## start Listed entries

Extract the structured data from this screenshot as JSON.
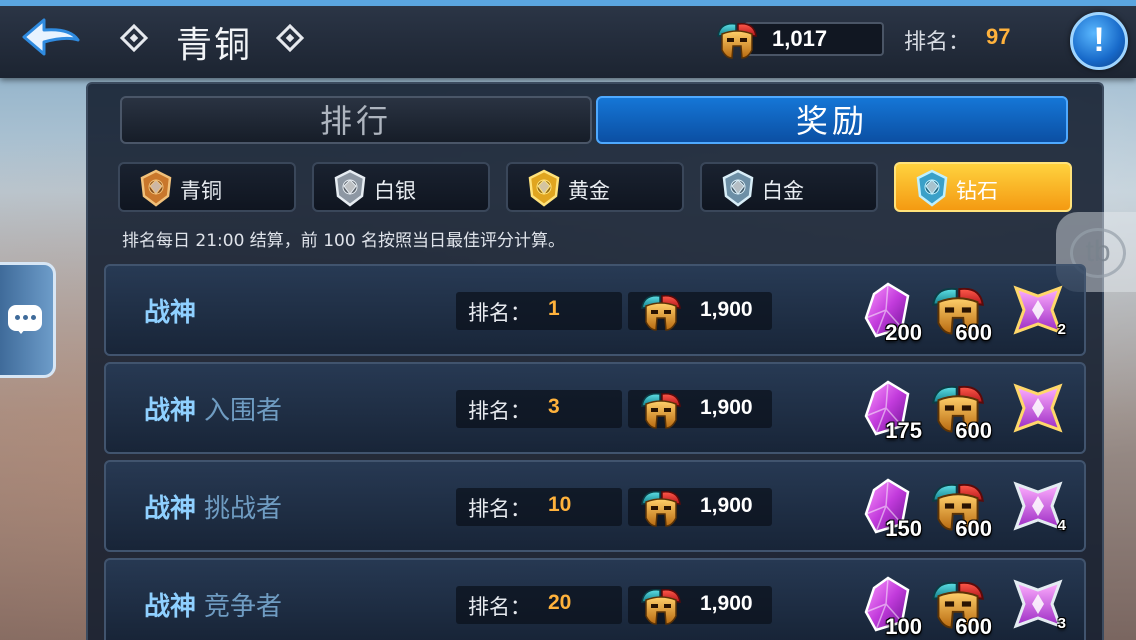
{
  "header": {
    "title": "青铜",
    "currency_value": "1,017",
    "rank_label": "排名：",
    "rank_value": "97",
    "info_symbol": "!"
  },
  "tabs": [
    {
      "label": "排行",
      "active": false
    },
    {
      "label": "奖励",
      "active": true
    }
  ],
  "tiers": [
    {
      "label": "青铜",
      "icon": "bronze-emblem-icon",
      "active": false
    },
    {
      "label": "白银",
      "icon": "silver-emblem-icon",
      "active": false
    },
    {
      "label": "黄金",
      "icon": "gold-emblem-icon",
      "active": false
    },
    {
      "label": "白金",
      "icon": "platinum-emblem-icon",
      "active": false
    },
    {
      "label": "钻石",
      "icon": "diamond-emblem-icon",
      "active": true
    }
  ],
  "notice": "排名每日 21:00 结算，前 100 名按照当日最佳评分计算。",
  "rank_label": "排名：",
  "rows": [
    {
      "title": "战神",
      "subtitle": "",
      "rank": "1",
      "score": "1,900",
      "crystals": "200",
      "helmets": "600",
      "badge_count": "2"
    },
    {
      "title": "战神",
      "subtitle": "入围者",
      "rank": "3",
      "score": "1,900",
      "crystals": "175",
      "helmets": "600",
      "badge_count": ""
    },
    {
      "title": "战神",
      "subtitle": "挑战者",
      "rank": "10",
      "score": "1,900",
      "crystals": "150",
      "helmets": "600",
      "badge_count": "4"
    },
    {
      "title": "战神",
      "subtitle": "竞争者",
      "rank": "20",
      "score": "1,900",
      "crystals": "100",
      "helmets": "600",
      "badge_count": "3"
    }
  ],
  "floating_button_text": "tb",
  "colors": {
    "accent_blue": "#1576d6",
    "active_tier": "#f49a12",
    "rank_number": "#ffb23c",
    "row_title": "#8fd0ff"
  }
}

## end Listed entries

■ **Given problem**:
Pull out every line holding "crystals" from the records above, and copy it.

■ **Full solution**:
      "crystals": "200",
      "crystals": "175",
      "crystals": "150",
      "crystals": "100",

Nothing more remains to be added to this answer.